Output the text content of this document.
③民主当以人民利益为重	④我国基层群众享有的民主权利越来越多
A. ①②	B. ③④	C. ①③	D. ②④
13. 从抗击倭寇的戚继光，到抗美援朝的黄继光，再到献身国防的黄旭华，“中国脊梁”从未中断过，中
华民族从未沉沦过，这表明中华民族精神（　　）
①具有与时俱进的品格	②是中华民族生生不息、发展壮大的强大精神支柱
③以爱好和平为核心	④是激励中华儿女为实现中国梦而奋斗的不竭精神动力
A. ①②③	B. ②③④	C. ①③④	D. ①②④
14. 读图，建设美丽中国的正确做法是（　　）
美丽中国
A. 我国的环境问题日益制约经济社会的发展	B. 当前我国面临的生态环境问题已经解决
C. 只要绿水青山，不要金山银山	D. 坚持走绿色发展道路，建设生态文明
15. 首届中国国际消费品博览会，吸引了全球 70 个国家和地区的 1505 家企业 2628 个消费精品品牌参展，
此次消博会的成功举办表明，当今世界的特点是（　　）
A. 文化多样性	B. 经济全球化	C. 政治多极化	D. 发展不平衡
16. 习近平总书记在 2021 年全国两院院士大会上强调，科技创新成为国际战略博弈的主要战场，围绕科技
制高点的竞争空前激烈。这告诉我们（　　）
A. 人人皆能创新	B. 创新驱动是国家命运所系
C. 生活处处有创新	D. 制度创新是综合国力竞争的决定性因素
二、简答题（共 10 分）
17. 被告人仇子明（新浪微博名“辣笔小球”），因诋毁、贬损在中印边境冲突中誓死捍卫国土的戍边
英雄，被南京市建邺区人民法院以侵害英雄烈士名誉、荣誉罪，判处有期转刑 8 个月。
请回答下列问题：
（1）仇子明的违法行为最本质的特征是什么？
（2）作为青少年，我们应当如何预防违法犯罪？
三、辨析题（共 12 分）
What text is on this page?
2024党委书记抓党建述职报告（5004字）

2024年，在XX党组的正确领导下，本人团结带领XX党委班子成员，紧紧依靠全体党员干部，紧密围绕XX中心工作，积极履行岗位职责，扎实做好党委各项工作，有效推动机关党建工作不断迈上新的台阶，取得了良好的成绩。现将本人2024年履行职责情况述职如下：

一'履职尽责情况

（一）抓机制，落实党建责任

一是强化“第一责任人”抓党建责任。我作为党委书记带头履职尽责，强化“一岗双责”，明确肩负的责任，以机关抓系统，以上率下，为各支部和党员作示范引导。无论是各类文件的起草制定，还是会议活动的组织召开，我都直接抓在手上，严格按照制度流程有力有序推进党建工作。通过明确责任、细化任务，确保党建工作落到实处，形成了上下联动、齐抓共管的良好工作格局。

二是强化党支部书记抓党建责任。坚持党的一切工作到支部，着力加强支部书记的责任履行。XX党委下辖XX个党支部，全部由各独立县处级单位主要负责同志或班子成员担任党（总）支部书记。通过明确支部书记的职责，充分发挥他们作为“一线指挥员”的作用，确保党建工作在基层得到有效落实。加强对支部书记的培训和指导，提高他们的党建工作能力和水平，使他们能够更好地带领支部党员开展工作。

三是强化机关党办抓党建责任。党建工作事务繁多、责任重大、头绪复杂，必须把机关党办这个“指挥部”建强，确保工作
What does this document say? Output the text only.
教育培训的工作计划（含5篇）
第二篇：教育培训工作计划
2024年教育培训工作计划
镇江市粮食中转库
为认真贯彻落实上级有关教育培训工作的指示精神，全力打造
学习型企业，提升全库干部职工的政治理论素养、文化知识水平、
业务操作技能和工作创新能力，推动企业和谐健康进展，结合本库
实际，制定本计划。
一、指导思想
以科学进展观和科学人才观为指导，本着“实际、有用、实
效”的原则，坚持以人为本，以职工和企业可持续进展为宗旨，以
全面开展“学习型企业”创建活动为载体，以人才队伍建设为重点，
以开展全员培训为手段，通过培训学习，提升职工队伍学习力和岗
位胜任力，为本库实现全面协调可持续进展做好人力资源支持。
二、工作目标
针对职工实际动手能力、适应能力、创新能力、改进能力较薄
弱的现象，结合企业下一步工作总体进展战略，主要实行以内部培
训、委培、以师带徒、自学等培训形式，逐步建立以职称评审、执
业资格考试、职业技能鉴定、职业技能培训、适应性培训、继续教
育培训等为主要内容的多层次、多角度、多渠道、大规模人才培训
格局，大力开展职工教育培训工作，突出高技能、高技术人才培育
********
◆ **What the exercise asks**
Which lines of the data above contain "学习型企业"? Copy each one.

◆ **Task response**
学习型企业，提升全库干部职工的政治理论素养、文化知识水平、
全面开展“学习型企业”创建活动为载体，以人才队伍建设为重点，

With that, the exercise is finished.